[SET EXERCISE] Provide the number of lines containing the word "World", and nothing else.

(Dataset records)
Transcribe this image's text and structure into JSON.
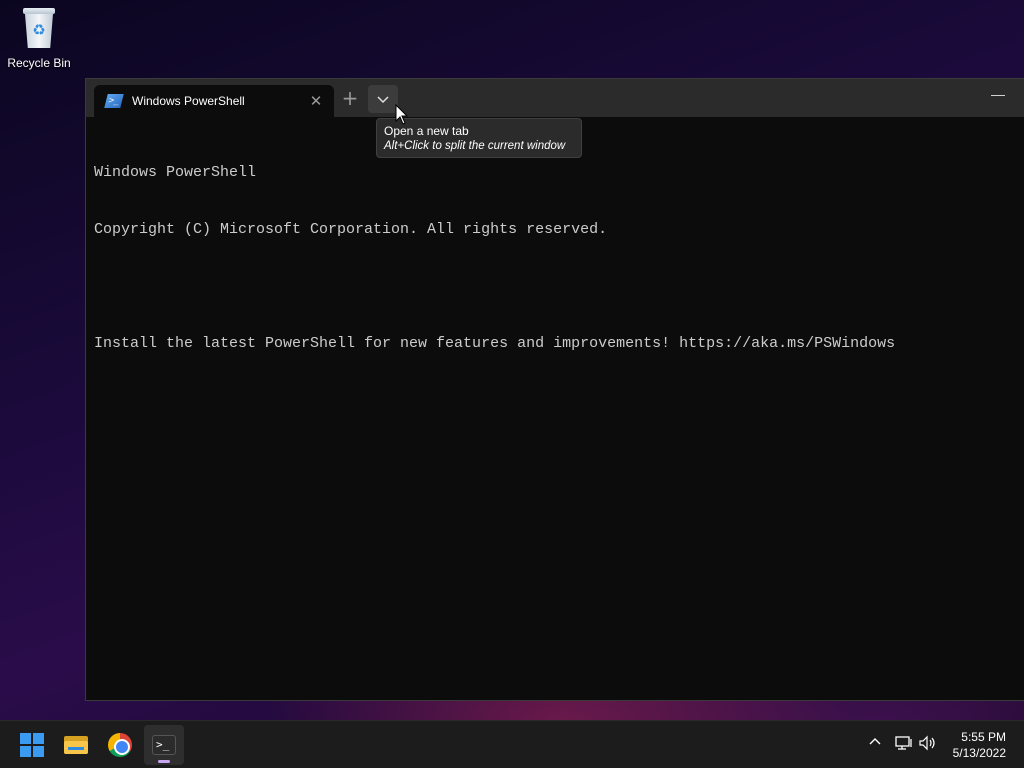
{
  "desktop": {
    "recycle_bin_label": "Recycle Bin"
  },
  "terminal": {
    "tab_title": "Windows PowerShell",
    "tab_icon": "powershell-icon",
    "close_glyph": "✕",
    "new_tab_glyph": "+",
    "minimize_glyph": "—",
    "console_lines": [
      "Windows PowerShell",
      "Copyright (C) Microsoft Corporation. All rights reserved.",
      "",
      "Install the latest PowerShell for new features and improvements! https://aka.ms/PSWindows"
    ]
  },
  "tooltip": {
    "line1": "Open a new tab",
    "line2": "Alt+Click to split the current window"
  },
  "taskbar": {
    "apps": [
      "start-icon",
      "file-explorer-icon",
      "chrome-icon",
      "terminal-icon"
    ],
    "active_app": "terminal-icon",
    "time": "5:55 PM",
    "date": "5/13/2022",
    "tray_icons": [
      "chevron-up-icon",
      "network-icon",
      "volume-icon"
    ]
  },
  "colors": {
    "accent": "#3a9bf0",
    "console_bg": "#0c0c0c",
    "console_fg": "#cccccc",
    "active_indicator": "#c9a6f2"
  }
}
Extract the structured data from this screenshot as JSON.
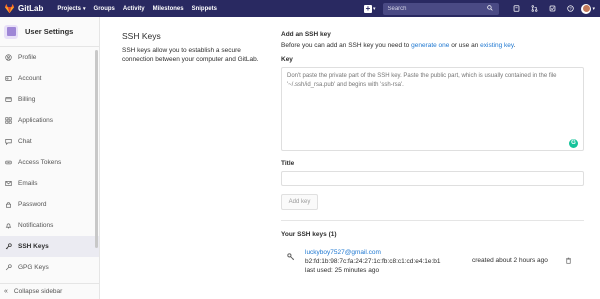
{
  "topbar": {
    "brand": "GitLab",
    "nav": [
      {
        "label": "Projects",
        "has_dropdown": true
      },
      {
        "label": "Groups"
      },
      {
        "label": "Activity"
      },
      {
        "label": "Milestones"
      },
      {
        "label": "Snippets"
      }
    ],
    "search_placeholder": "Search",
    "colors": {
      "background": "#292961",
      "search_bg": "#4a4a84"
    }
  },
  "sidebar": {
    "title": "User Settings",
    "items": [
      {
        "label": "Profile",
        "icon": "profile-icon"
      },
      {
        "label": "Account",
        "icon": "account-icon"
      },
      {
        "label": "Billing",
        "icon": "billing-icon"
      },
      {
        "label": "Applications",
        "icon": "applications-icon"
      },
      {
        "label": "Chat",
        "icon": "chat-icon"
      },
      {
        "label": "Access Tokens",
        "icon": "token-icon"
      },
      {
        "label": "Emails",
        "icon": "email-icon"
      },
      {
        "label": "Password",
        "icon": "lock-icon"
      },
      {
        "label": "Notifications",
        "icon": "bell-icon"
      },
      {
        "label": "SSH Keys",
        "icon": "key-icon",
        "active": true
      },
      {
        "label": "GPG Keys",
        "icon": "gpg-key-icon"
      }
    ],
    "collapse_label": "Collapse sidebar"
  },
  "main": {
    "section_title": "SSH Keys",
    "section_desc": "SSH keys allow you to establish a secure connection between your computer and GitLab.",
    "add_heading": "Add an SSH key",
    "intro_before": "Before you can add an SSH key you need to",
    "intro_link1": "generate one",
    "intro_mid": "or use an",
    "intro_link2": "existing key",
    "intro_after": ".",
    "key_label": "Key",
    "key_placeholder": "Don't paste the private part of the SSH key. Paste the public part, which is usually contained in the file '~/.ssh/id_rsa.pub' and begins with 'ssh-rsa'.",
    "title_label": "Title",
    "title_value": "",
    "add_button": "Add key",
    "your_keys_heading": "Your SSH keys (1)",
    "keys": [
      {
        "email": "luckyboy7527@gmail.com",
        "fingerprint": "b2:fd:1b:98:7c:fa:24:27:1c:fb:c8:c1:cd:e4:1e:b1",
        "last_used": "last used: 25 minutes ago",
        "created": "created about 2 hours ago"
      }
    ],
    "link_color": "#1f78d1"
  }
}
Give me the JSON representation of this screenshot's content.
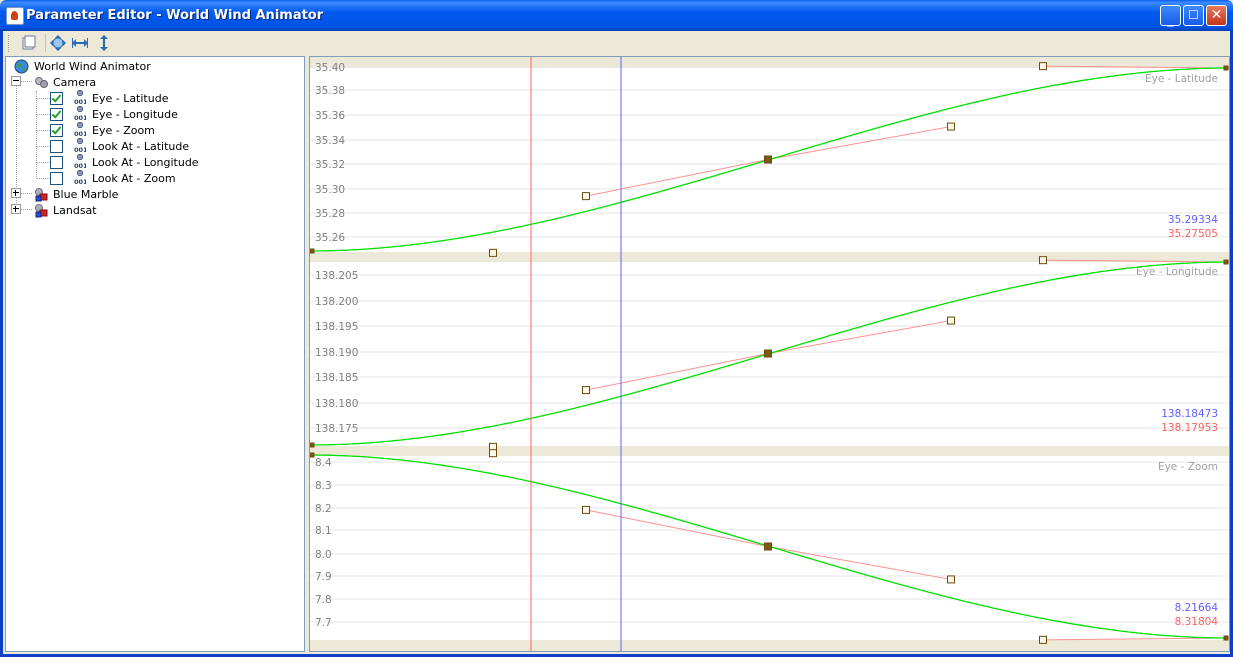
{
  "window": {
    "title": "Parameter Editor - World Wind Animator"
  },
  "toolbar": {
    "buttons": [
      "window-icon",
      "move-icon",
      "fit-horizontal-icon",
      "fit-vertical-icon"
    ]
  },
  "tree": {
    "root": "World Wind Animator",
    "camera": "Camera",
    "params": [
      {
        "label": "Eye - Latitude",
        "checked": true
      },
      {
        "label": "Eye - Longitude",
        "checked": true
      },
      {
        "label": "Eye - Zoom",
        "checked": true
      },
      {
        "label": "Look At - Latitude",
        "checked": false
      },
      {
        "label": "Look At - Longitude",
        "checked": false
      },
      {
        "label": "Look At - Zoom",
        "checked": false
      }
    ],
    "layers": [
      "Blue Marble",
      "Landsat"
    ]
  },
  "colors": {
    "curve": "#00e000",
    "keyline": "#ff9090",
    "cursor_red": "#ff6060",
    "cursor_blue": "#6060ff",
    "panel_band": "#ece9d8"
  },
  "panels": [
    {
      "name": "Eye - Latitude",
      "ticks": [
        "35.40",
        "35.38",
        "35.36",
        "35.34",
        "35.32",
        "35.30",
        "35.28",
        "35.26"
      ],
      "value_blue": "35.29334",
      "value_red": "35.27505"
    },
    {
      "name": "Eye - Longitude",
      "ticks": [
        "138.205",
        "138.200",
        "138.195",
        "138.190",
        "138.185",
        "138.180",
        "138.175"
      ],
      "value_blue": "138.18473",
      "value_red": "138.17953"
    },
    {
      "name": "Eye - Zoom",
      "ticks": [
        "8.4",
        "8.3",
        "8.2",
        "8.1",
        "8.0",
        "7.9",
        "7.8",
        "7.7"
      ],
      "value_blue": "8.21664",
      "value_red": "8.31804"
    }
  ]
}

[REPLY TO THE EXERCISE] 2